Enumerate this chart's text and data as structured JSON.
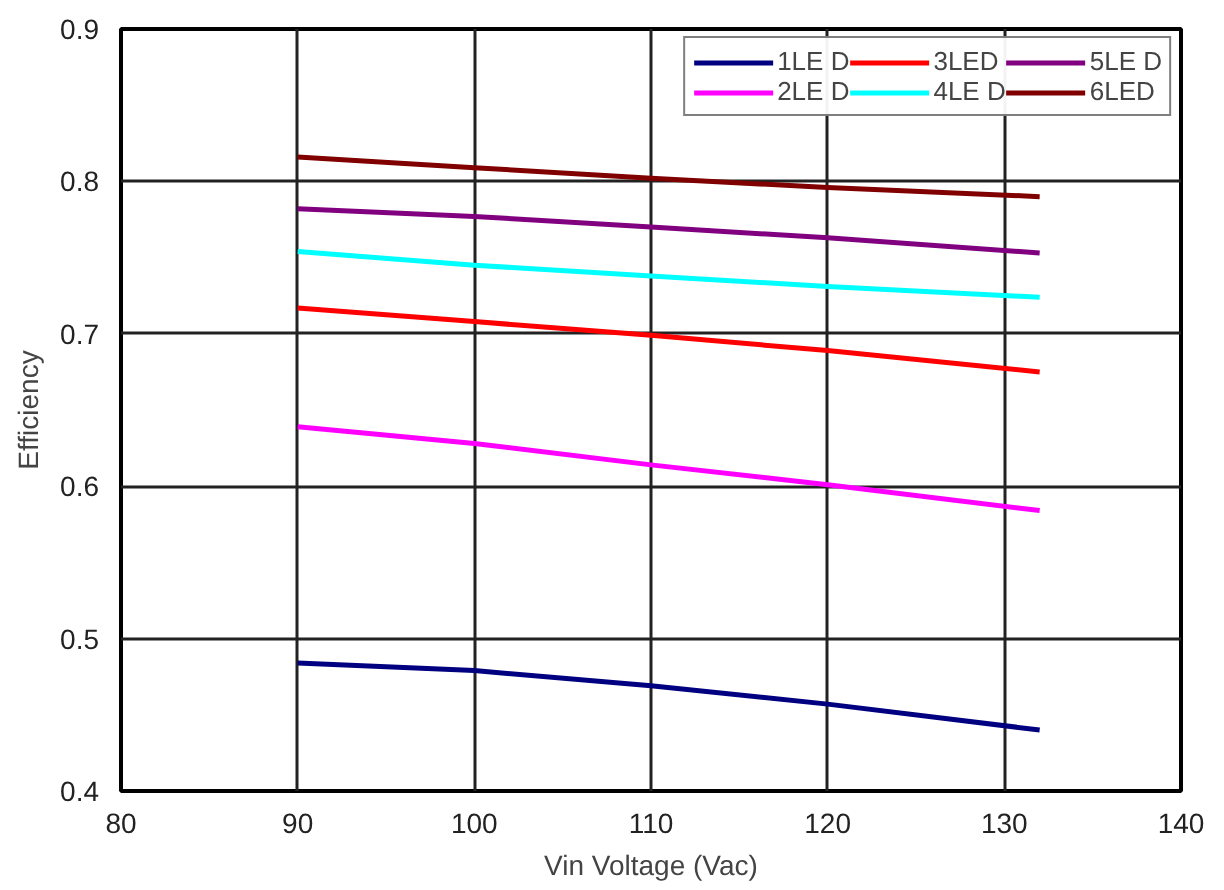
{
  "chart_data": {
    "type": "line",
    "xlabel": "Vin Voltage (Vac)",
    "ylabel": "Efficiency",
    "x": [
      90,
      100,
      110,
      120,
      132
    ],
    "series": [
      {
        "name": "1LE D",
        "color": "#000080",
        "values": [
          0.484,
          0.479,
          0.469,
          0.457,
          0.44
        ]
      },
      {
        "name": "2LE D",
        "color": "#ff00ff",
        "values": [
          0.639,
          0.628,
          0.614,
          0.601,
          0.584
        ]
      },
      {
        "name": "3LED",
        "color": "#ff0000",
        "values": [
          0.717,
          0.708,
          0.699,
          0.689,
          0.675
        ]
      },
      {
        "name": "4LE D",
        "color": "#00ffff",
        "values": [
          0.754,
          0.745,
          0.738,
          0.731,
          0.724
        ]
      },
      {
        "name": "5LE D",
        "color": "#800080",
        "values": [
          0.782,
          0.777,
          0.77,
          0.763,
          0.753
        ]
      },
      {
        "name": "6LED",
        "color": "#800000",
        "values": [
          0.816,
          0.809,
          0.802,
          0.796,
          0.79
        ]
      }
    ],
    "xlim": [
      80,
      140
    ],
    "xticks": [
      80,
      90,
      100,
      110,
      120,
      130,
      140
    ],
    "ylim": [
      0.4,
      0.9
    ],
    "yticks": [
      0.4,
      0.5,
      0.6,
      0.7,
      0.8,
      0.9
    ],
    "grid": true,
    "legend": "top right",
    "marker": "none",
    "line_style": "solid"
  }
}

--------

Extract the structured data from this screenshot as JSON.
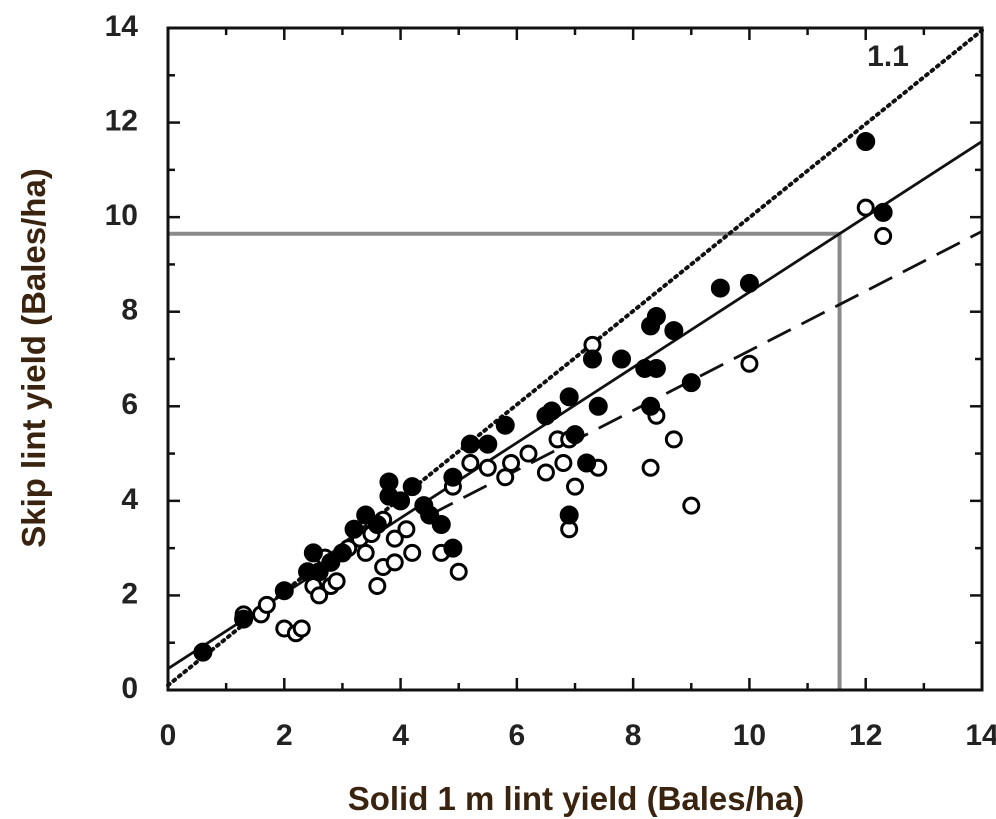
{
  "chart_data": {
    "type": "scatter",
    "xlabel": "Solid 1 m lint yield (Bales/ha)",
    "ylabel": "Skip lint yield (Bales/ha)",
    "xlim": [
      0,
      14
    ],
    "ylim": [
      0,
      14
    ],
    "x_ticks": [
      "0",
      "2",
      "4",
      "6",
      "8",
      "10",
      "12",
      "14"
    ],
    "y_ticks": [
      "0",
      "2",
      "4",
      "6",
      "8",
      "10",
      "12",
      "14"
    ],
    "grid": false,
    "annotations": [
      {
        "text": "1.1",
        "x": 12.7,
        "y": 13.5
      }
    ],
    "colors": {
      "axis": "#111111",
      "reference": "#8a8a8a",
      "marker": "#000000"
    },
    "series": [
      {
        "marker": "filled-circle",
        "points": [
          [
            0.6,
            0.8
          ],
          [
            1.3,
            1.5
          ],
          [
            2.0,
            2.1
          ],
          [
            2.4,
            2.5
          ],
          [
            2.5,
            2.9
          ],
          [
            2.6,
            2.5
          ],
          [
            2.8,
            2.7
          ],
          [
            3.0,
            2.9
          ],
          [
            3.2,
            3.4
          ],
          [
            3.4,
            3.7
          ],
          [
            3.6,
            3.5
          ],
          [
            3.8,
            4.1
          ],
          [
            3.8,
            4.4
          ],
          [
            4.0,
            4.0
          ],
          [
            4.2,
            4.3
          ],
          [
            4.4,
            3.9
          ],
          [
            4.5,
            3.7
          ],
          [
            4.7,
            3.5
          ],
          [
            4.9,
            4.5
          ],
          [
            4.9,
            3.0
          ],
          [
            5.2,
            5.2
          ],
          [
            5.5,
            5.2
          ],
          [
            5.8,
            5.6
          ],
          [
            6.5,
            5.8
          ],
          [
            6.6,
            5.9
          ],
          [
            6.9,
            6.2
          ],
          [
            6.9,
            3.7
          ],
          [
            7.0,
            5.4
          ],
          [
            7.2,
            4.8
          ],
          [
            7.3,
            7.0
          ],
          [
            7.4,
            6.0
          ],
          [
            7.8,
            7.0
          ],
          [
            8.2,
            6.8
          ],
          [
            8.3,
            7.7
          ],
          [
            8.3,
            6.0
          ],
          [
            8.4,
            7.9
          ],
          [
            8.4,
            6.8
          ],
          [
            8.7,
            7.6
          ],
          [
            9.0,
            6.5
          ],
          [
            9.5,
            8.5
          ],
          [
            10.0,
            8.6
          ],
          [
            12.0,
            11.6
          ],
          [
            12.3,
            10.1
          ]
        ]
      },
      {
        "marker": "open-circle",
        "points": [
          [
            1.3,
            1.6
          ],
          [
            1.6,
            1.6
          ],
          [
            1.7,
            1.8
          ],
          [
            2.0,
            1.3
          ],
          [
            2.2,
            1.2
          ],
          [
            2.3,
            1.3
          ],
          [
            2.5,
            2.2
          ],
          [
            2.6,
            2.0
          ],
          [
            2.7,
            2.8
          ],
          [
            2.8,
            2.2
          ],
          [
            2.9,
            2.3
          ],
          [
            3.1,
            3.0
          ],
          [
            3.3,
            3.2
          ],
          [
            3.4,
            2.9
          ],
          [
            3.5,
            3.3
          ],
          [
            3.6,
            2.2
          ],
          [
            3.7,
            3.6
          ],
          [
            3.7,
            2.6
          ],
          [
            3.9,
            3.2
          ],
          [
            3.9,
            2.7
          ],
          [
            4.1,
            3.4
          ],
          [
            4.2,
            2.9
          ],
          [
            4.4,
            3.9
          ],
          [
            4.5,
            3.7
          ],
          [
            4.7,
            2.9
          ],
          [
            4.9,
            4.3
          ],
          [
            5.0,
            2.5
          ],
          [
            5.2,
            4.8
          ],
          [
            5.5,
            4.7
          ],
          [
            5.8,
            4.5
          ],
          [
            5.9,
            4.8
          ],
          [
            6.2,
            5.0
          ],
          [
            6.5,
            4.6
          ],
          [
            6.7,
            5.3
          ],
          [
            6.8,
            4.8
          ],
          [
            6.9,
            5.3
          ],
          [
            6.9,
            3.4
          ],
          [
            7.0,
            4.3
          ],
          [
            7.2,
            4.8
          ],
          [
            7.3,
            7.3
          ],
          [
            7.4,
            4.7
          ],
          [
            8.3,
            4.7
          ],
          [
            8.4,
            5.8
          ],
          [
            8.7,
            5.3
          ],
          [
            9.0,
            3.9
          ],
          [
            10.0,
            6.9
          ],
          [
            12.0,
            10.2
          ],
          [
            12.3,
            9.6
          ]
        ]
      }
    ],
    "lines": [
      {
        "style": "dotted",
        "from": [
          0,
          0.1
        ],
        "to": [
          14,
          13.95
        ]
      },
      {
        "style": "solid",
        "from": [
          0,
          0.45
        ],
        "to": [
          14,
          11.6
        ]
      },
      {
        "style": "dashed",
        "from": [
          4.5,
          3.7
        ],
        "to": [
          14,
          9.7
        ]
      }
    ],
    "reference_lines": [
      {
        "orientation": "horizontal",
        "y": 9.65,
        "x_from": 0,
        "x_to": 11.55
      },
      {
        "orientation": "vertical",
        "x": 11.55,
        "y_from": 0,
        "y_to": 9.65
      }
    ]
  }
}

--------

Of the lines in the records, how many contain the word "name"? Answer with the number and nothing else.

Answer to this task> 6